[Figure contents as structured data]
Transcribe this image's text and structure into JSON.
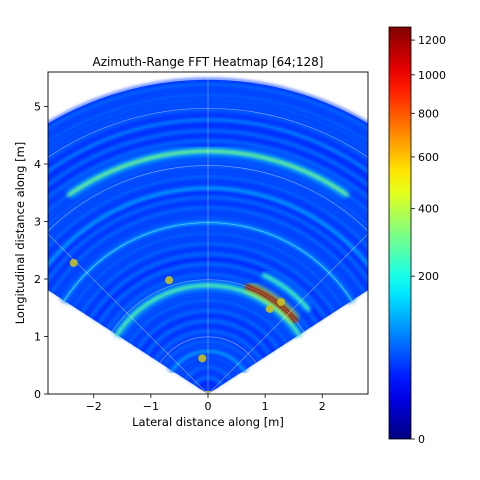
{
  "chart_data": {
    "type": "heatmap",
    "title": "Azimuth-Range FFT Heatmap [64;128]",
    "xlabel": "Lateral distance along [m]",
    "ylabel": "Longitudinal distance along [m]",
    "xlim": [
      -2.8,
      2.8
    ],
    "ylim": [
      0,
      5.6
    ],
    "xticks": [
      -2,
      -1,
      0,
      1,
      2
    ],
    "yticks": [
      0,
      1,
      2,
      3,
      4,
      5
    ],
    "fov_half_angle_deg": 57,
    "max_range_m": 5.5,
    "range_rings_m": [
      1,
      2,
      3,
      4,
      5
    ],
    "angle_lines_deg": [
      -45,
      0,
      45
    ],
    "colormap": "jet",
    "colorbar": {
      "scale": "sqrt",
      "min": 0,
      "max": 1280,
      "ticks": [
        0,
        200,
        400,
        600,
        800,
        1000,
        1200
      ]
    },
    "intensity_features": [
      {
        "kind": "arc",
        "range_m": 0.05,
        "from_deg": -60,
        "to_deg": 60,
        "value": 650
      },
      {
        "kind": "arc",
        "range_m": 0.75,
        "from_deg": -57,
        "to_deg": 57,
        "value": 110
      },
      {
        "kind": "arc",
        "range_m": 1.9,
        "from_deg": -57,
        "to_deg": 57,
        "value": 280
      },
      {
        "kind": "arc",
        "range_m": 2.0,
        "from_deg": 20,
        "to_deg": 50,
        "value": 1280
      },
      {
        "kind": "arc",
        "range_m": 2.3,
        "from_deg": 25,
        "to_deg": 50,
        "value": 260
      },
      {
        "kind": "arc",
        "range_m": 3.0,
        "from_deg": -57,
        "to_deg": 57,
        "value": 120
      },
      {
        "kind": "arc",
        "range_m": 3.6,
        "from_deg": -57,
        "to_deg": 57,
        "value": 110
      },
      {
        "kind": "arc",
        "range_m": 4.25,
        "from_deg": -35,
        "to_deg": 35,
        "value": 320
      },
      {
        "kind": "arc",
        "range_m": 4.8,
        "from_deg": -57,
        "to_deg": 57,
        "value": 90
      }
    ],
    "detections": [
      {
        "x": -2.35,
        "y": 2.28
      },
      {
        "x": -0.68,
        "y": 1.98
      },
      {
        "x": 1.28,
        "y": 1.6
      },
      {
        "x": 1.08,
        "y": 1.48
      },
      {
        "x": -0.1,
        "y": 0.62
      }
    ],
    "detection_color": "#c8c020"
  }
}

* GOAL OF THE EXERCISE
Transcribe every entry word for word, but skip the pictures.

* THE RESPONSE
Transcribe this image's text and structure into JSON.
{
  "chart_data": {
    "type": "heatmap",
    "title": "Azimuth-Range FFT Heatmap [64;128]",
    "xlabel": "Lateral distance along [m]",
    "ylabel": "Longitudinal distance along [m]",
    "xlim": [
      -2.8,
      2.8
    ],
    "ylim": [
      0,
      5.6
    ],
    "xticks": [
      -2,
      -1,
      0,
      1,
      2
    ],
    "yticks": [
      0,
      1,
      2,
      3,
      4,
      5
    ],
    "fov_half_angle_deg": 57,
    "max_range_m": 5.5,
    "range_rings_m": [
      1,
      2,
      3,
      4,
      5
    ],
    "angle_lines_deg": [
      -45,
      0,
      45
    ],
    "colormap": "jet",
    "colorbar": {
      "scale": "sqrt",
      "min": 0,
      "max": 1280,
      "ticks": [
        0,
        200,
        400,
        600,
        800,
        1000,
        1200
      ]
    },
    "intensity_features": [
      {
        "kind": "arc",
        "range_m": 0.05,
        "from_deg": -60,
        "to_deg": 60,
        "value": 650
      },
      {
        "kind": "arc",
        "range_m": 0.75,
        "from_deg": -57,
        "to_deg": 57,
        "value": 110
      },
      {
        "kind": "arc",
        "range_m": 1.9,
        "from_deg": -57,
        "to_deg": 57,
        "value": 280
      },
      {
        "kind": "arc",
        "range_m": 2.0,
        "from_deg": 20,
        "to_deg": 50,
        "value": 1280
      },
      {
        "kind": "arc",
        "range_m": 2.3,
        "from_deg": 25,
        "to_deg": 50,
        "value": 260
      },
      {
        "kind": "arc",
        "range_m": 3.0,
        "from_deg": -57,
        "to_deg": 57,
        "value": 120
      },
      {
        "kind": "arc",
        "range_m": 3.6,
        "from_deg": -57,
        "to_deg": 57,
        "value": 110
      },
      {
        "kind": "arc",
        "range_m": 4.25,
        "from_deg": -35,
        "to_deg": 35,
        "value": 320
      },
      {
        "kind": "arc",
        "range_m": 4.8,
        "from_deg": -57,
        "to_deg": 57,
        "value": 90
      }
    ],
    "detections": [
      {
        "x": -2.35,
        "y": 2.28
      },
      {
        "x": -0.68,
        "y": 1.98
      },
      {
        "x": 1.28,
        "y": 1.6
      },
      {
        "x": 1.08,
        "y": 1.48
      },
      {
        "x": -0.1,
        "y": 0.62
      }
    ],
    "detection_color": "#c8c020"
  }
}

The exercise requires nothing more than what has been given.